-- EXERCISE TASK --
Give back the full material, exactly as it reads.

## BEGIN

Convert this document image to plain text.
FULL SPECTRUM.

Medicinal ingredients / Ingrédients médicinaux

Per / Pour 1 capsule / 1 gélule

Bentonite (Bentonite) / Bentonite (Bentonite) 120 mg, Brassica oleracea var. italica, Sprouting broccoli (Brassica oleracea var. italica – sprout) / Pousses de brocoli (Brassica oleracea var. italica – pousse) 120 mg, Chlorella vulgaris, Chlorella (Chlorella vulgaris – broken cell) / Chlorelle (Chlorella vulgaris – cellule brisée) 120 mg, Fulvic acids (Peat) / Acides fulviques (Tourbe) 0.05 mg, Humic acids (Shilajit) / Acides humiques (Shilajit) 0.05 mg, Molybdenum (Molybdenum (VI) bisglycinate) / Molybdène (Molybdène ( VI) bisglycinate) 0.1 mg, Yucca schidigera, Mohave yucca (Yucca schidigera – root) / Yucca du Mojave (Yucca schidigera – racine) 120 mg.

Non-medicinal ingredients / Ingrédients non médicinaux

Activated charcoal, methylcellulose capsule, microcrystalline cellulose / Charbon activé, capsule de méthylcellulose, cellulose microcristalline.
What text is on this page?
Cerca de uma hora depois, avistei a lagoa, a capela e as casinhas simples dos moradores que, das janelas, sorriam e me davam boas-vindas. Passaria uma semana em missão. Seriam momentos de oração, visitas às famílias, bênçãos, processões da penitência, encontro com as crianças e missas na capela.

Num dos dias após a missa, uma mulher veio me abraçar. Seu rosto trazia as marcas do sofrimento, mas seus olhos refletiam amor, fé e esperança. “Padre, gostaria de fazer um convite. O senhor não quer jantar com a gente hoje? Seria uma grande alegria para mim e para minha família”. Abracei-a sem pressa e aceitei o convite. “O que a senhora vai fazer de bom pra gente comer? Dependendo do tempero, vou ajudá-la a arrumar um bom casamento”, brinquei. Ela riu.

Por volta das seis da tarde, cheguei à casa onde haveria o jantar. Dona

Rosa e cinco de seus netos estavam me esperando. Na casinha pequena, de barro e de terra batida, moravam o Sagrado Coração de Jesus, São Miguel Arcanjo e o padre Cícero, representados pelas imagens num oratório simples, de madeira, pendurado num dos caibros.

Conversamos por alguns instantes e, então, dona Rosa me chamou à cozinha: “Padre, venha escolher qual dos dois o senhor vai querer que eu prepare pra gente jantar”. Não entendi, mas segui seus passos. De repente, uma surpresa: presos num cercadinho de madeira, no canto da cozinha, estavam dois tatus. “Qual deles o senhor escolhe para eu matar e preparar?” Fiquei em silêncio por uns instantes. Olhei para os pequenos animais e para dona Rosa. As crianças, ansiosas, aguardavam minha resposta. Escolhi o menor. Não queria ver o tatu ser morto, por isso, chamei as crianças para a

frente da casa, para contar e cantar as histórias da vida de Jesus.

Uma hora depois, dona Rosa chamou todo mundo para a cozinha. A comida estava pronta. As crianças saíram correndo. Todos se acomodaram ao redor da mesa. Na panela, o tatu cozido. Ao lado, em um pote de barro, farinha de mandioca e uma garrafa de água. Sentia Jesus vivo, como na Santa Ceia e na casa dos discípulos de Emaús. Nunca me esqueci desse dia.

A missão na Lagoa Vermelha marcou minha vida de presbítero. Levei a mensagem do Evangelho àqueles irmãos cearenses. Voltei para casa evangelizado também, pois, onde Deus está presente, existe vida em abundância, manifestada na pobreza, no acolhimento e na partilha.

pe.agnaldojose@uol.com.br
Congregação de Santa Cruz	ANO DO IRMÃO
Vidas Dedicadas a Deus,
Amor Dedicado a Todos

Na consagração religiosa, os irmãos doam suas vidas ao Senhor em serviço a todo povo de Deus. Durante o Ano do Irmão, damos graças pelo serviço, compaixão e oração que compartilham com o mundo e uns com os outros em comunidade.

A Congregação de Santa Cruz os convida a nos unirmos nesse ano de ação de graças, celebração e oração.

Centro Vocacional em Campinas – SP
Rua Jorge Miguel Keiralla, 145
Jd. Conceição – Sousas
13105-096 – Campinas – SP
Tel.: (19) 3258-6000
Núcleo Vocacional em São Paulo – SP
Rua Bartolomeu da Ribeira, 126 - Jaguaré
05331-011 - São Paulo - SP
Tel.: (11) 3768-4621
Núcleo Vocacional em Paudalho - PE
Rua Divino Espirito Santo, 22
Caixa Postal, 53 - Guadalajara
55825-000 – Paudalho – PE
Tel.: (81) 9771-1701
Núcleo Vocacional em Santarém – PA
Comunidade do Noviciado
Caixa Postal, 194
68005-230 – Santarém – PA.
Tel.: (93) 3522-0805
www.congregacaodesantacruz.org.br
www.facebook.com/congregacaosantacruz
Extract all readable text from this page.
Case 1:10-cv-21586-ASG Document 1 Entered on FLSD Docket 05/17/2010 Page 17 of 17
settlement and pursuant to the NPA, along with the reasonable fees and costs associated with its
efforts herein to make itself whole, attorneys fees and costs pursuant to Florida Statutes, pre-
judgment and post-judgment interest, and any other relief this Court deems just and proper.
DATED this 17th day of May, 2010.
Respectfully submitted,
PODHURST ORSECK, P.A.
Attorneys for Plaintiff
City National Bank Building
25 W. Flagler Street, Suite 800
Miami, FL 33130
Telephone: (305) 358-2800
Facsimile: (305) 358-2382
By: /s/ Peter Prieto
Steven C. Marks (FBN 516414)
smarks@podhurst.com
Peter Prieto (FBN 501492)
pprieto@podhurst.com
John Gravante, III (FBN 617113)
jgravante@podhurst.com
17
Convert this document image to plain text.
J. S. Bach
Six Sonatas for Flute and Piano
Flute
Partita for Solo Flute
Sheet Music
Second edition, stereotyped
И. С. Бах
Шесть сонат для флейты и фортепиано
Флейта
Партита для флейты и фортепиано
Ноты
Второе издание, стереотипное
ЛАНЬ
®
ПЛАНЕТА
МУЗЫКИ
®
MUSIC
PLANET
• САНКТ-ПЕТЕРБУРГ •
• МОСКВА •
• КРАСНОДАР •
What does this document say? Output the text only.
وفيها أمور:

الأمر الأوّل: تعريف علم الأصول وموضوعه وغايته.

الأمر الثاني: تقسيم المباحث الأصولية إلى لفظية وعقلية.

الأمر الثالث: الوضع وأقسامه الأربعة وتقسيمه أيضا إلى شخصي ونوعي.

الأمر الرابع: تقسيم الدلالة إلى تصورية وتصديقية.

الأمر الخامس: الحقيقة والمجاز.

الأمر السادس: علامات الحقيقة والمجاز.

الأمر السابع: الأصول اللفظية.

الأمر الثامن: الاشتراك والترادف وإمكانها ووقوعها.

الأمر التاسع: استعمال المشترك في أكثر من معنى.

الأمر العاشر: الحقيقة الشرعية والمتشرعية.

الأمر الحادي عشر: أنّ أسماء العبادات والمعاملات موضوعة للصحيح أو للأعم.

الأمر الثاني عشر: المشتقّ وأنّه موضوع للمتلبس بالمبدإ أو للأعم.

## END

-- RESPONSE TO THIS EXERCISE --
Convert this document image to plain text.
FULL SPECTRUM.

Medicinal ingredients / Ingrédients médicinaux

Per / Pour 1 capsule / 1 gélule

Bentonite (Bentonite) / Bentonite (Bentonite) 120 mg, Brassica oleracea var. italica, Sprouting broccoli (Brassica oleracea var. italica – sprout) / Pousses de brocoli (Brassica oleracea var. italica – pousse) 120 mg, Chlorella vulgaris, Chlorella (Chlorella vulgaris – broken cell) / Chlorelle (Chlorella vulgaris – cellule brisée) 120 mg, Fulvic acids (Peat) / Acides fulviques (Tourbe) 0.05 mg, Humic acids (Shilajit) / Acides humiques (Shilajit) 0.05 mg, Molybdenum (Molybdenum (VI) bisglycinate) / Molybdène (Molybdène ( VI) bisglycinate) 0.1 mg, Yucca schidigera, Mohave yucca (Yucca schidigera – root) / Yucca du Mojave (Yucca schidigera – racine) 120 mg.

Non-medicinal ingredients / Ingrédients non médicinaux

Activated charcoal, methylcellulose capsule, microcrystalline cellulose / Charbon activé, capsule de méthylcellulose, cellulose microcristalline.
What text is on this page?
Cerca de uma hora depois, avistei a lagoa, a capela e as casinhas simples dos moradores que, das janelas, sorriam e me davam boas-vindas. Passaria uma semana em missão. Seriam momentos de oração, visitas às famílias, bênçãos, processões da penitência, encontro com as crianças e missas na capela.

Num dos dias após a missa, uma mulher veio me abraçar. Seu rosto trazia as marcas do sofrimento, mas seus olhos refletiam amor, fé e esperança. “Padre, gostaria de fazer um convite. O senhor não quer jantar com a gente hoje? Seria uma grande alegria para mim e para minha família”. Abracei-a sem pressa e aceitei o convite. “O que a senhora vai fazer de bom pra gente comer? Dependendo do tempero, vou ajudá-la a arrumar um bom casamento”, brinquei. Ela riu.

Por volta das seis da tarde, cheguei à casa onde haveria o jantar. Dona

Rosa e cinco de seus netos estavam me esperando. Na casinha pequena, de barro e de terra batida, moravam o Sagrado Coração de Jesus, São Miguel Arcanjo e o padre Cícero, representados pelas imagens num oratório simples, de madeira, pendurado num dos caibros.

Conversamos por alguns instantes e, então, dona Rosa me chamou à cozinha: “Padre, venha escolher qual dos dois o senhor vai querer que eu prepare pra gente jantar”. Não entendi, mas segui seus passos. De repente, uma surpresa: presos num cercadinho de madeira, no canto da cozinha, estavam dois tatus. “Qual deles o senhor escolhe para eu matar e preparar?” Fiquei em silêncio por uns instantes. Olhei para os pequenos animais e para dona Rosa. As crianças, ansiosas, aguardavam minha resposta. Escolhi o menor. Não queria ver o tatu ser morto, por isso, chamei as crianças para a

frente da casa, para contar e cantar as histórias da vida de Jesus.

Uma hora depois, dona Rosa chamou todo mundo para a cozinha. A comida estava pronta. As crianças saíram correndo. Todos se acomodaram ao redor da mesa. Na panela, o tatu cozido. Ao lado, em um pote de barro, farinha de mandioca e uma garrafa de água. Sentia Jesus vivo, como na Santa Ceia e na casa dos discípulos de Emaús. Nunca me esqueci desse dia.

A missão na Lagoa Vermelha marcou minha vida de presbítero. Levei a mensagem do Evangelho àqueles irmãos cearenses. Voltei para casa evangelizado também, pois, onde Deus está presente, existe vida em abundância, manifestada na pobreza, no acolhimento e na partilha.

pe.agnaldojose@uol.com.br
Congregação de Santa Cruz	ANO DO IRMÃO
Vidas Dedicadas a Deus,
Amor Dedicado a Todos

Na consagração religiosa, os irmãos doam suas vidas ao Senhor em serviço a todo povo de Deus. Durante o Ano do Irmão, damos graças pelo serviço, compaixão e oração que compartilham com o mundo e uns com os outros em comunidade.

A Congregação de Santa Cruz os convida a nos unirmos nesse ano de ação de graças, celebração e oração.

Centro Vocacional em Campinas – SP
Rua Jorge Miguel Keiralla, 145
Jd. Conceição – Sousas
13105-096 – Campinas – SP
Tel.: (19) 3258-6000
Núcleo Vocacional em São Paulo – SP
Rua Bartolomeu da Ribeira, 126 - Jaguaré
05331-011 - São Paulo - SP
Tel.: (11) 3768-4621
Núcleo Vocacional em Paudalho - PE
Rua Divino Espirito Santo, 22
Caixa Postal, 53 - Guadalajara
55825-000 – Paudalho – PE
Tel.: (81) 9771-1701
Núcleo Vocacional em Santarém – PA
Comunidade do Noviciado
Caixa Postal, 194
68005-230 – Santarém – PA.
Tel.: (93) 3522-0805
www.congregacaodesantacruz.org.br
www.facebook.com/congregacaosantacruz
Extract all readable text from this page.
Case 1:10-cv-21586-ASG Document 1 Entered on FLSD Docket 05/17/2010 Page 17 of 17
settlement and pursuant to the NPA, along with the reasonable fees and costs associated with its
efforts herein to make itself whole, attorneys fees and costs pursuant to Florida Statutes, pre-
judgment and post-judgment interest, and any other relief this Court deems just and proper.
DATED this 17th day of May, 2010.
Respectfully submitted,
PODHURST ORSECK, P.A.
Attorneys for Plaintiff
City National Bank Building
25 W. Flagler Street, Suite 800
Miami, FL 33130
Telephone: (305) 358-2800
Facsimile: (305) 358-2382
By: /s/ Peter Prieto
Steven C. Marks (FBN 516414)
smarks@podhurst.com
Peter Prieto (FBN 501492)
pprieto@podhurst.com
John Gravante, III (FBN 617113)
jgravante@podhurst.com
17
Convert this document image to plain text.
J. S. Bach
Six Sonatas for Flute and Piano
Flute
Partita for Solo Flute
Sheet Music
Second edition, stereotyped
И. С. Бах
Шесть сонат для флейты и фортепиано
Флейта
Партита для флейты и фортепиано
Ноты
Второе издание, стереотипное
ЛАНЬ
®
ПЛАНЕТА
МУЗЫКИ
®
MUSIC
PLANET
• САНКТ-ПЕТЕРБУРГ •
• МОСКВА •
• КРАСНОДАР •
What does this document say? Output the text only.
وفيها أمور:

الأمر الأوّل: تعريف علم الأصول وموضوعه وغايته.

الأمر الثاني: تقسيم المباحث الأصولية إلى لفظية وعقلية.

الأمر الثالث: الوضع وأقسامه الأربعة وتقسيمه أيضا إلى شخصي ونوعي.

الأمر الرابع: تقسيم الدلالة إلى تصورية وتصديقية.

الأمر الخامس: الحقيقة والمجاز.

الأمر السادس: علامات الحقيقة والمجاز.

الأمر السابع: الأصول اللفظية.

الأمر الثامن: الاشتراك والترادف وإمكانها ووقوعها.

الأمر التاسع: استعمال المشترك في أكثر من معنى.

الأمر العاشر: الحقيقة الشرعية والمتشرعية.

الأمر الحادي عشر: أنّ أسماء العبادات والمعاملات موضوعة للصحيح أو للأعم.

الأمر الثاني عشر: المشتقّ وأنّه موضوع للمتلبس بالمبدإ أو للأعم.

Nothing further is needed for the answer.